* **What the task requires**:
Look through the listing for the word "this". Copy each line that has it.

* **Task inputs**:
* Start *
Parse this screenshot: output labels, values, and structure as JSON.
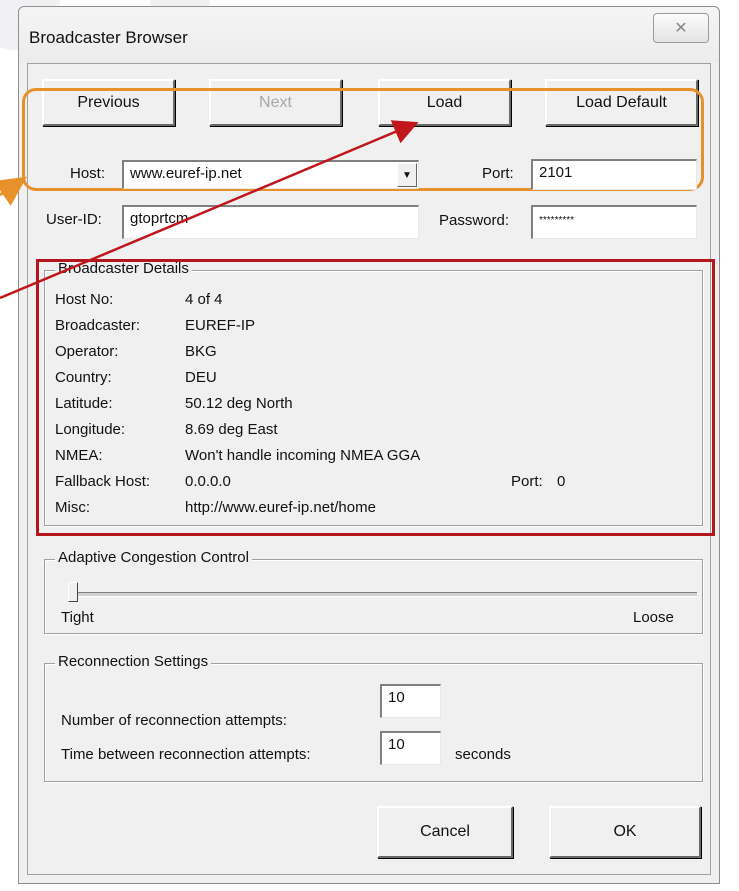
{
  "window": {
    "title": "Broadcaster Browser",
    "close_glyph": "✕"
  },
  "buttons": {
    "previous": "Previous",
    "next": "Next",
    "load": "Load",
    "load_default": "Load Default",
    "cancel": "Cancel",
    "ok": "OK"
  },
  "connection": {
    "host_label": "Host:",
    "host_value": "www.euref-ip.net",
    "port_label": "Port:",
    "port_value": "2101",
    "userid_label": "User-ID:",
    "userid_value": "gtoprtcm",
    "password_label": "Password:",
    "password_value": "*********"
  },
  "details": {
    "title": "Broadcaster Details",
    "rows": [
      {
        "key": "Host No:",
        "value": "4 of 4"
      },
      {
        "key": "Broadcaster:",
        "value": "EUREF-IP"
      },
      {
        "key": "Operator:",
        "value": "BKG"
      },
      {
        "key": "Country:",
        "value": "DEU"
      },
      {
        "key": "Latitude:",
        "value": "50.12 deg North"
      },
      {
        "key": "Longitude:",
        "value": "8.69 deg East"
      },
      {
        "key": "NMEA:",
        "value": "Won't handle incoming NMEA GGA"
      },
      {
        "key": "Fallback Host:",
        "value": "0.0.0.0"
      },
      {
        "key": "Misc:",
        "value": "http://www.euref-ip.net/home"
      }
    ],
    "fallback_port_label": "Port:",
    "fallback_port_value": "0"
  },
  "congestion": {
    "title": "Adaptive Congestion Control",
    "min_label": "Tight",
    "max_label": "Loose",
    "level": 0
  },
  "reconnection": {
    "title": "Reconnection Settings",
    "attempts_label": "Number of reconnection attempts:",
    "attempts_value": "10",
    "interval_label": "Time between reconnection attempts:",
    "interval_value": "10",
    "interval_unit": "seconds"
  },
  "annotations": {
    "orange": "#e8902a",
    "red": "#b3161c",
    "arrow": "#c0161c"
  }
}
* End *
* Start *
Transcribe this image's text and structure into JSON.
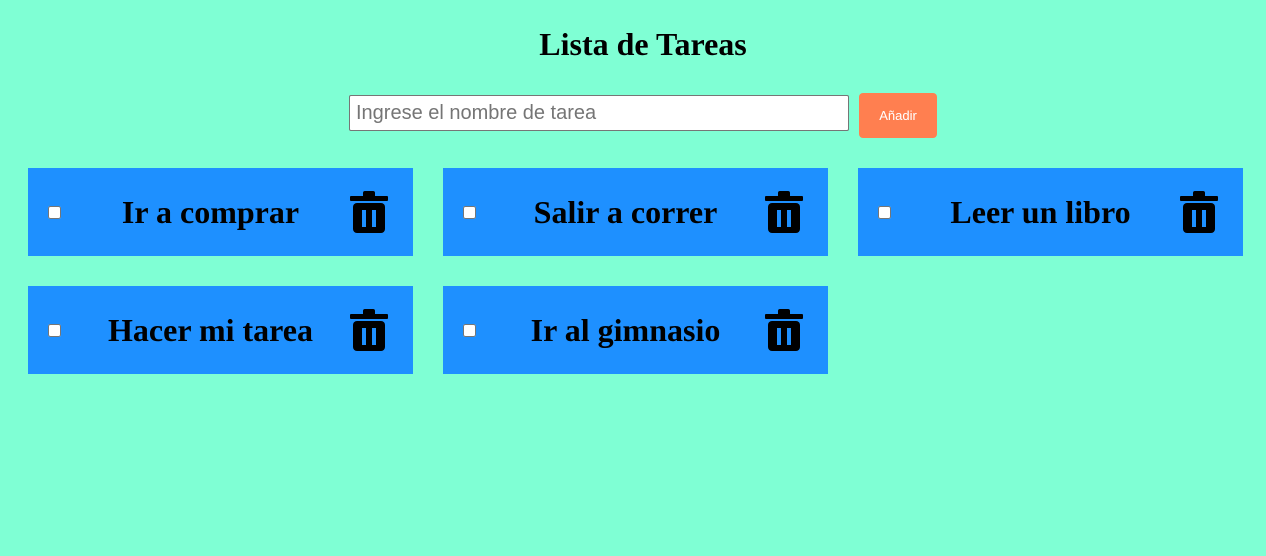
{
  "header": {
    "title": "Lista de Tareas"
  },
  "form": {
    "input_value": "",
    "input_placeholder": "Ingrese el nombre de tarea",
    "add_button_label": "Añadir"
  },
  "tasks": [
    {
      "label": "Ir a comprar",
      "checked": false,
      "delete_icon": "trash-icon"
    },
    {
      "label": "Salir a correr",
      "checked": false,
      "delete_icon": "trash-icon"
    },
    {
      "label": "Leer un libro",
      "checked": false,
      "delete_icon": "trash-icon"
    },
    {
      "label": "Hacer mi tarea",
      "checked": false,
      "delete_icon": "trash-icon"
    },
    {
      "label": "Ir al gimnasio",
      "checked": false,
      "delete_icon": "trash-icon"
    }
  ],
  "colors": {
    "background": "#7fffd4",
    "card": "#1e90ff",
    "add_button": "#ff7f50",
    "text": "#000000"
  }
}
* End *
* **Answer for the task**:
Parse this screenshot: output labels, values, and structure as JSON.
Transcribe this image's text and structure into JSON.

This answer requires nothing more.